Data records
-*-*-
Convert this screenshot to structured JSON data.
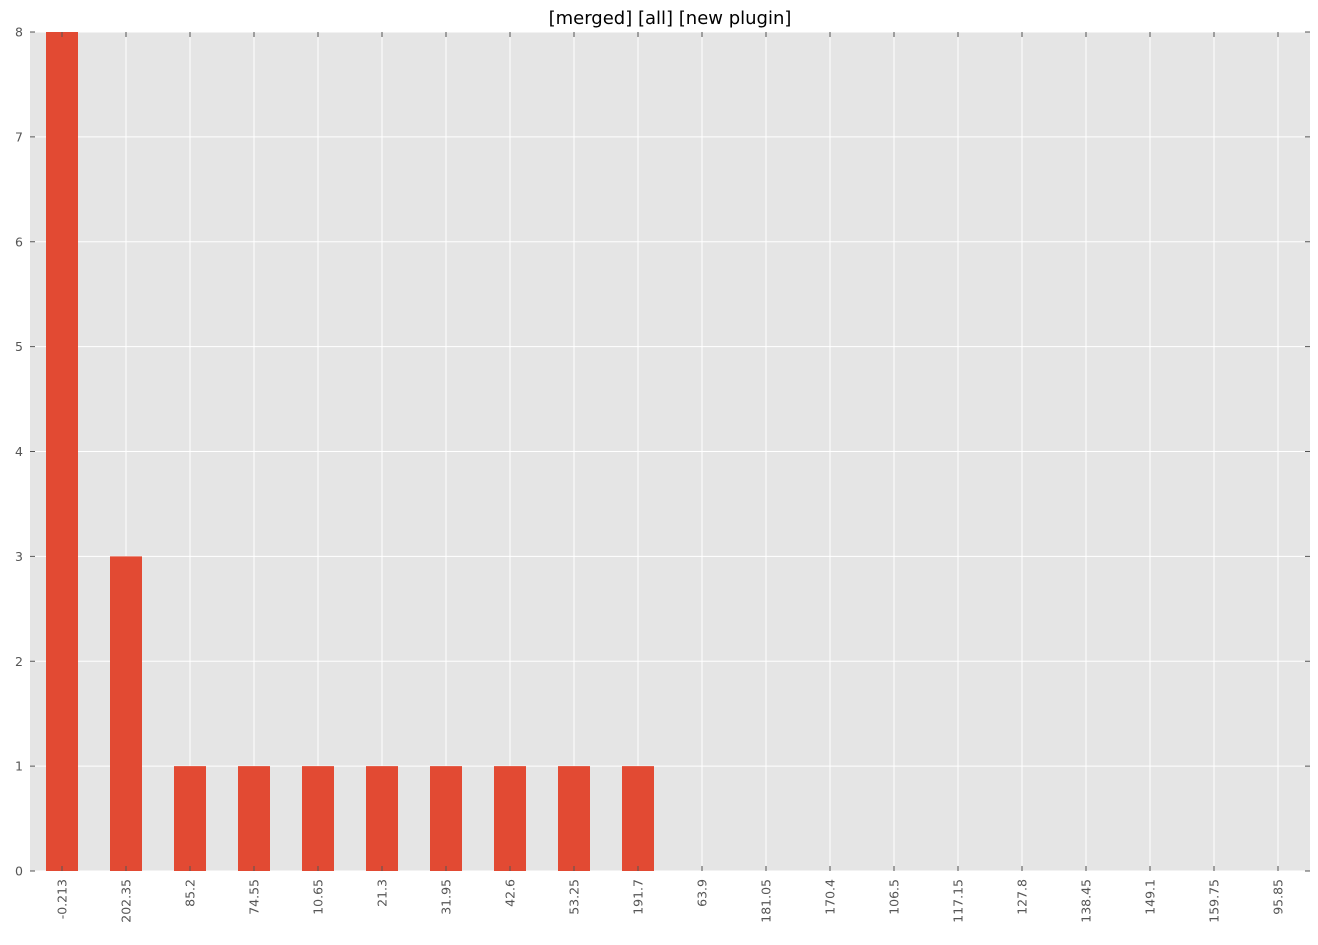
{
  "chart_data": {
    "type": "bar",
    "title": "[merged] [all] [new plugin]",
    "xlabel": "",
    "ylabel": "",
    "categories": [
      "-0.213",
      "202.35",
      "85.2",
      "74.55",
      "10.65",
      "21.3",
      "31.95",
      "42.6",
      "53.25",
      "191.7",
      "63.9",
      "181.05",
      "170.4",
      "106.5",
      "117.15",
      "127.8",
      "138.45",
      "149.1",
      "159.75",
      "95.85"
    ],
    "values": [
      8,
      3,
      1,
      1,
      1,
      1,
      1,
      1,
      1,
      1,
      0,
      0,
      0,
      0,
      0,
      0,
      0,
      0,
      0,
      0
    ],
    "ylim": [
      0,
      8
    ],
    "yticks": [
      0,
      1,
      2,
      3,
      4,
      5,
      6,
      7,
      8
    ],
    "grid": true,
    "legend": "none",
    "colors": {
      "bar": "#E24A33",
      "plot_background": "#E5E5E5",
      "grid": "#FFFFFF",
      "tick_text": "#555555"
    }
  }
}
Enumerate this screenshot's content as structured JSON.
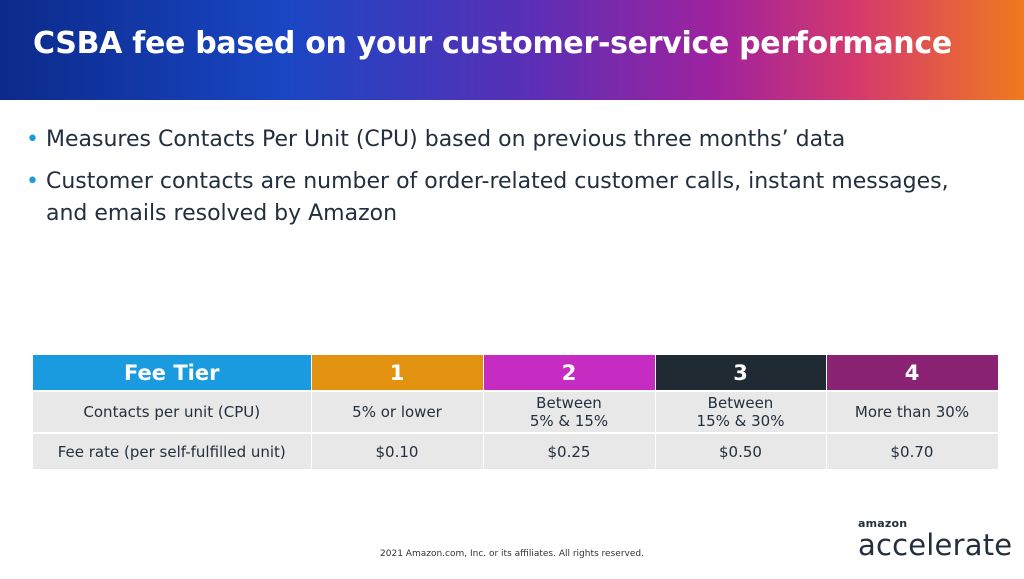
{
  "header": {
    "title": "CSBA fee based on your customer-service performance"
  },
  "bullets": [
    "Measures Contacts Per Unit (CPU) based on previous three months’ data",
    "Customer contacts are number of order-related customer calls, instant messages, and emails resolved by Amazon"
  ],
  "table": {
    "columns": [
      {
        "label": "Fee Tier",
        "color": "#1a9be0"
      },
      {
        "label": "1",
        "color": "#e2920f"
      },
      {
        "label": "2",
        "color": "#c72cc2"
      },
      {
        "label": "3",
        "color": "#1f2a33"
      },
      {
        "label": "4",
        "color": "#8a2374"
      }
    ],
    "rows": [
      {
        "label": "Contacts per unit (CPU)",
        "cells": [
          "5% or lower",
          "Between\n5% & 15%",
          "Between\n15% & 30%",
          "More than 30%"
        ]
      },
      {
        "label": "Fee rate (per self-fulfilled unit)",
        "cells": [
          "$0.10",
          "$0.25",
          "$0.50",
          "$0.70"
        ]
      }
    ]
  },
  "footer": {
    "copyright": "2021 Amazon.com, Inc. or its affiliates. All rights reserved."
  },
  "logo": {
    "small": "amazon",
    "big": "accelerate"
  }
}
-*-*-
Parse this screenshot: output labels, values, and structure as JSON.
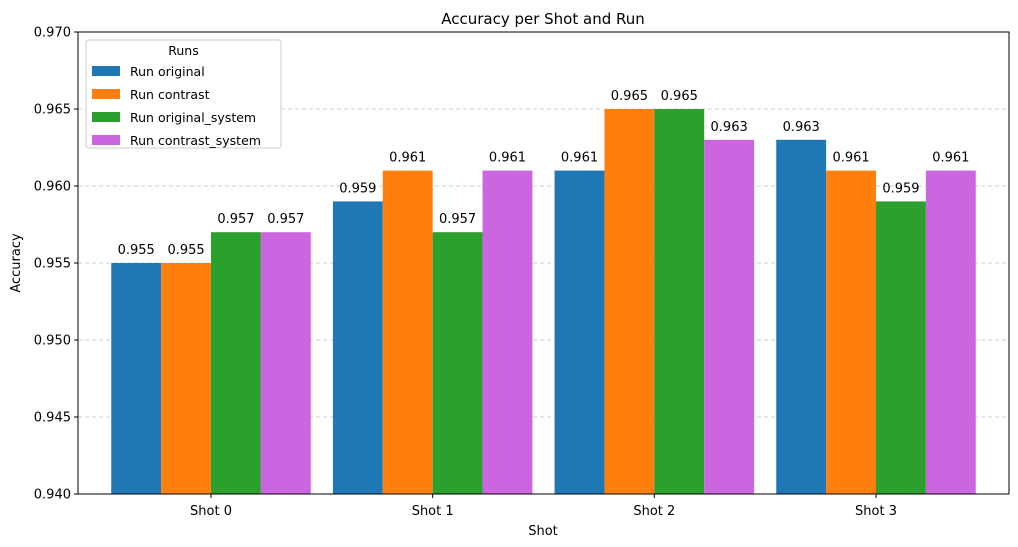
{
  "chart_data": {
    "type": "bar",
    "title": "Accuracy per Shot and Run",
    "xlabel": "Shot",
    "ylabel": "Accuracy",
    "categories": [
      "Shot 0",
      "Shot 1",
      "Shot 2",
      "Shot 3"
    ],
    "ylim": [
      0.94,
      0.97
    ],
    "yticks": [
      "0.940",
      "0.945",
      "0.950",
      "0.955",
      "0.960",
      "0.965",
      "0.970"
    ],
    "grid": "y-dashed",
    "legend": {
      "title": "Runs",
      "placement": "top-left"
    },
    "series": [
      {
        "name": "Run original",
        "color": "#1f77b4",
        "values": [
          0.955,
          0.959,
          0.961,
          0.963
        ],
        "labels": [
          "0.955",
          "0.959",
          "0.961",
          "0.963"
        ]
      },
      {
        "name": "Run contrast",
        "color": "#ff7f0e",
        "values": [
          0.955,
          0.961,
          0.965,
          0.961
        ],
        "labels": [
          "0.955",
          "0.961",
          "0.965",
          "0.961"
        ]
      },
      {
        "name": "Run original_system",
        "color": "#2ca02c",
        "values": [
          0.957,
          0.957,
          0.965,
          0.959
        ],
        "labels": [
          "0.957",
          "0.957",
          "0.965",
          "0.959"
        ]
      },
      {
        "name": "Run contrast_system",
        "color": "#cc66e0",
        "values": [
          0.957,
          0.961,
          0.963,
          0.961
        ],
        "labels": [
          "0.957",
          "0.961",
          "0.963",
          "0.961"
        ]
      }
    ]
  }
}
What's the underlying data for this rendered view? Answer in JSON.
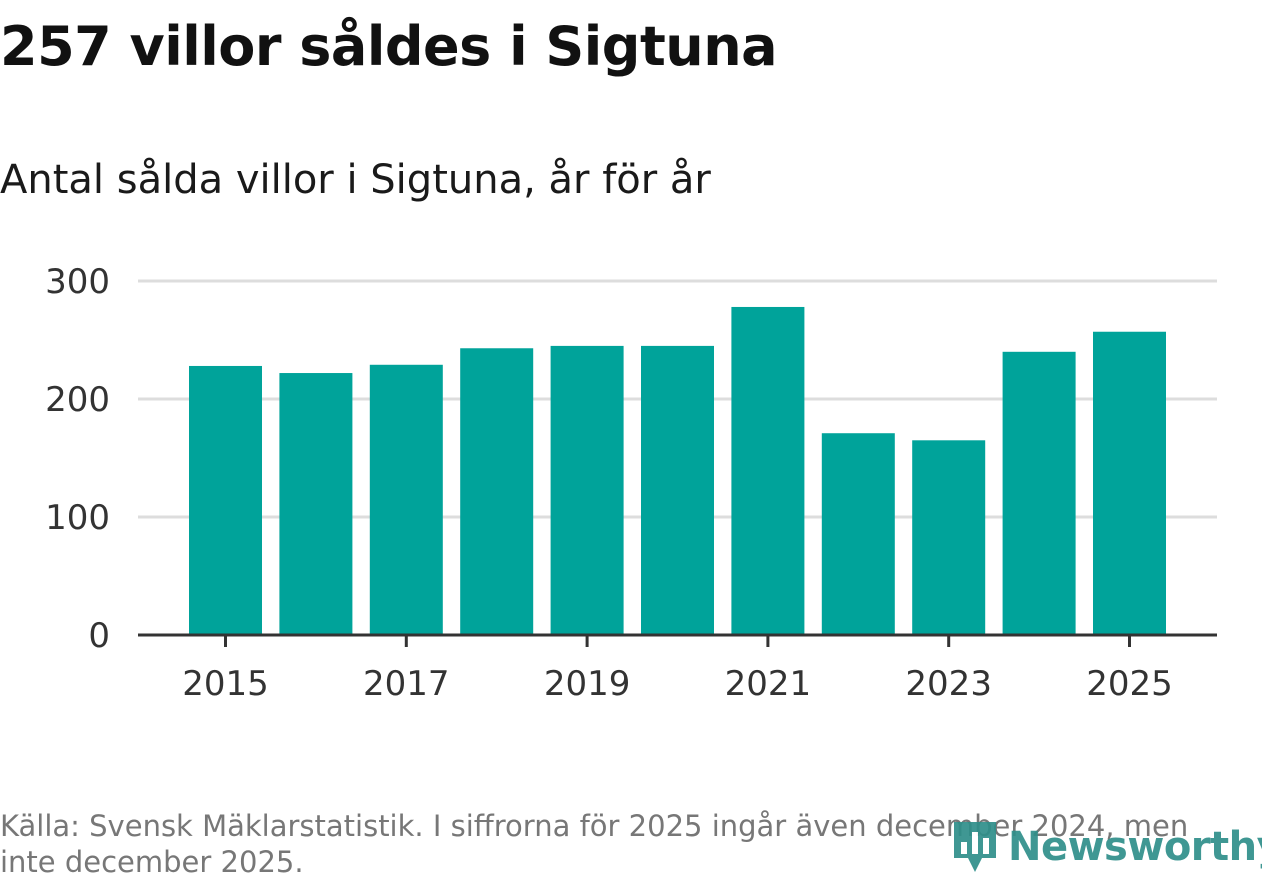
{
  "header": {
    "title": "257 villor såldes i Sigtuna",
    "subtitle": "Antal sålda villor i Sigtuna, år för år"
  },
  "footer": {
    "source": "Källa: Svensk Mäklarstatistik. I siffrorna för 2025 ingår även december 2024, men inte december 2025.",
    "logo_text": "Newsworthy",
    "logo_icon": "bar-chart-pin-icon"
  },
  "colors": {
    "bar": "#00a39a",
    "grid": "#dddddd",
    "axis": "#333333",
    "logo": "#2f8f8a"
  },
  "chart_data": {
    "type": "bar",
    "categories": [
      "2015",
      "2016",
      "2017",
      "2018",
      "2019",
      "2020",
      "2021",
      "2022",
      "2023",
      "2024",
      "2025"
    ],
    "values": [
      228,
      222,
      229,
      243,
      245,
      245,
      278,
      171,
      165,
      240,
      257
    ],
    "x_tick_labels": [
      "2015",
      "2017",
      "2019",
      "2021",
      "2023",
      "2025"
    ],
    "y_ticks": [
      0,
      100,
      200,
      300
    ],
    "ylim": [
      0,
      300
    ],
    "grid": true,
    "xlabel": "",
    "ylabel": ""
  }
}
-*-*-
### WHAT THIS TASK INVOLVES
Copy in full each line that holds the word "Accuracy".

### RESPONSE TO THE TASK
    "title": "Accuracy per Shot and Run",
    "ylabel": "Accuracy",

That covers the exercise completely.